_PROVIDED DATA_.
┌──
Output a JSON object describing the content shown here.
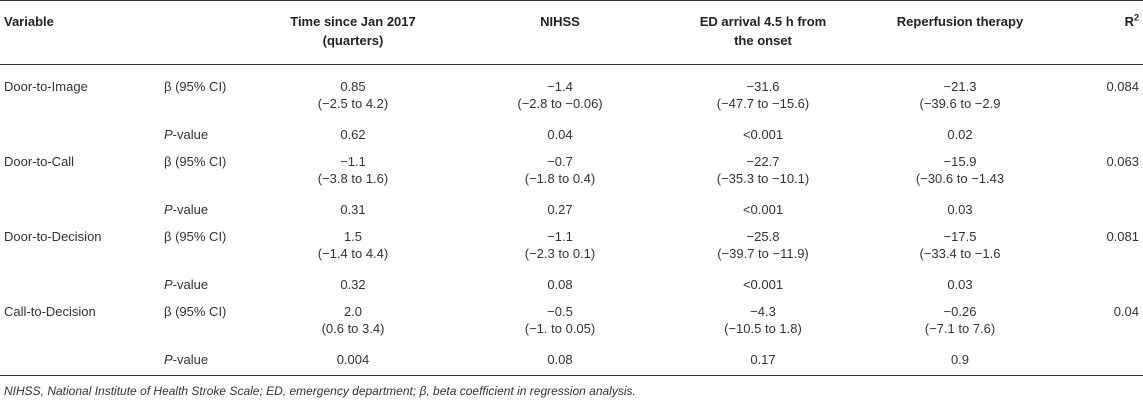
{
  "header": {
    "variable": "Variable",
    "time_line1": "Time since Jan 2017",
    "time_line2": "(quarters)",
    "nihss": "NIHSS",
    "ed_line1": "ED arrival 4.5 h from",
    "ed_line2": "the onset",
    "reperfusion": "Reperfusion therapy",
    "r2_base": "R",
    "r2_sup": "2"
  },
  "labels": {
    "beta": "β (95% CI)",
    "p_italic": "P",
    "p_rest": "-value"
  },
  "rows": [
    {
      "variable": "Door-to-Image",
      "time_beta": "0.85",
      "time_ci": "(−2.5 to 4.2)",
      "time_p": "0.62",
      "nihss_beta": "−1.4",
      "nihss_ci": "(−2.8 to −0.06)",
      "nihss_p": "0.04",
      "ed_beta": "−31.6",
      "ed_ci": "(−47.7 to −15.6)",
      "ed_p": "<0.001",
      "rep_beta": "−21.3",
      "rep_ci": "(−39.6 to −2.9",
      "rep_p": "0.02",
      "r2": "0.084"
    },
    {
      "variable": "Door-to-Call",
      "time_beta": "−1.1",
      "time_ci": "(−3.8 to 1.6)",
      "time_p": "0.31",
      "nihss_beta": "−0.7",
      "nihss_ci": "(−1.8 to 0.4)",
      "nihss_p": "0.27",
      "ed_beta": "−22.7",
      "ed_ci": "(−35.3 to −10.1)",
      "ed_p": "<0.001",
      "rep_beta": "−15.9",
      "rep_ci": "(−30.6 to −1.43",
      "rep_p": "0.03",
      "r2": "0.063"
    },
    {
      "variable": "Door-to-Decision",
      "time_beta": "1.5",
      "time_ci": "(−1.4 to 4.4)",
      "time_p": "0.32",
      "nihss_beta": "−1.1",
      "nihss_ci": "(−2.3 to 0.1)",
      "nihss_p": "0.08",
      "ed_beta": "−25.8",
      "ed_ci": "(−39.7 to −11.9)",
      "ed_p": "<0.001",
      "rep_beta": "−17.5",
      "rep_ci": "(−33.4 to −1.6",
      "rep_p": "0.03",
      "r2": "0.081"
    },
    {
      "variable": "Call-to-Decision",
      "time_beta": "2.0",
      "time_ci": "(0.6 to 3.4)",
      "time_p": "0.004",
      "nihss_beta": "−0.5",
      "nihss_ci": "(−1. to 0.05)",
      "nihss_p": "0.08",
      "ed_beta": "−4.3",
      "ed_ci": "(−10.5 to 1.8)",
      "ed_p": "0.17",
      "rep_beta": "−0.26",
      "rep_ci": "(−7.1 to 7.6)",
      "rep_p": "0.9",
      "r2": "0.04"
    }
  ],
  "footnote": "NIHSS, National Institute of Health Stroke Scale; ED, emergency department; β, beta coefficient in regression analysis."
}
└──
_EXERCISE DETAILS_. In your copy of the records, include no pictures; repeat everything else exactly.

_CORRECT OUTPUT_.
Output a JSON object describing the content shown here.
{
  "header": {
    "variable": "Variable",
    "time_line1": "Time since Jan 2017",
    "time_line2": "(quarters)",
    "nihss": "NIHSS",
    "ed_line1": "ED arrival 4.5 h from",
    "ed_line2": "the onset",
    "reperfusion": "Reperfusion therapy",
    "r2_base": "R",
    "r2_sup": "2"
  },
  "labels": {
    "beta": "β (95% CI)",
    "p_italic": "P",
    "p_rest": "-value"
  },
  "rows": [
    {
      "variable": "Door-to-Image",
      "time_beta": "0.85",
      "time_ci": "(−2.5 to 4.2)",
      "time_p": "0.62",
      "nihss_beta": "−1.4",
      "nihss_ci": "(−2.8 to −0.06)",
      "nihss_p": "0.04",
      "ed_beta": "−31.6",
      "ed_ci": "(−47.7 to −15.6)",
      "ed_p": "<0.001",
      "rep_beta": "−21.3",
      "rep_ci": "(−39.6 to −2.9",
      "rep_p": "0.02",
      "r2": "0.084"
    },
    {
      "variable": "Door-to-Call",
      "time_beta": "−1.1",
      "time_ci": "(−3.8 to 1.6)",
      "time_p": "0.31",
      "nihss_beta": "−0.7",
      "nihss_ci": "(−1.8 to 0.4)",
      "nihss_p": "0.27",
      "ed_beta": "−22.7",
      "ed_ci": "(−35.3 to −10.1)",
      "ed_p": "<0.001",
      "rep_beta": "−15.9",
      "rep_ci": "(−30.6 to −1.43",
      "rep_p": "0.03",
      "r2": "0.063"
    },
    {
      "variable": "Door-to-Decision",
      "time_beta": "1.5",
      "time_ci": "(−1.4 to 4.4)",
      "time_p": "0.32",
      "nihss_beta": "−1.1",
      "nihss_ci": "(−2.3 to 0.1)",
      "nihss_p": "0.08",
      "ed_beta": "−25.8",
      "ed_ci": "(−39.7 to −11.9)",
      "ed_p": "<0.001",
      "rep_beta": "−17.5",
      "rep_ci": "(−33.4 to −1.6",
      "rep_p": "0.03",
      "r2": "0.081"
    },
    {
      "variable": "Call-to-Decision",
      "time_beta": "2.0",
      "time_ci": "(0.6 to 3.4)",
      "time_p": "0.004",
      "nihss_beta": "−0.5",
      "nihss_ci": "(−1. to 0.05)",
      "nihss_p": "0.08",
      "ed_beta": "−4.3",
      "ed_ci": "(−10.5 to 1.8)",
      "ed_p": "0.17",
      "rep_beta": "−0.26",
      "rep_ci": "(−7.1 to 7.6)",
      "rep_p": "0.9",
      "r2": "0.04"
    }
  ],
  "footnote": "NIHSS, National Institute of Health Stroke Scale; ED, emergency department; β, beta coefficient in regression analysis."
}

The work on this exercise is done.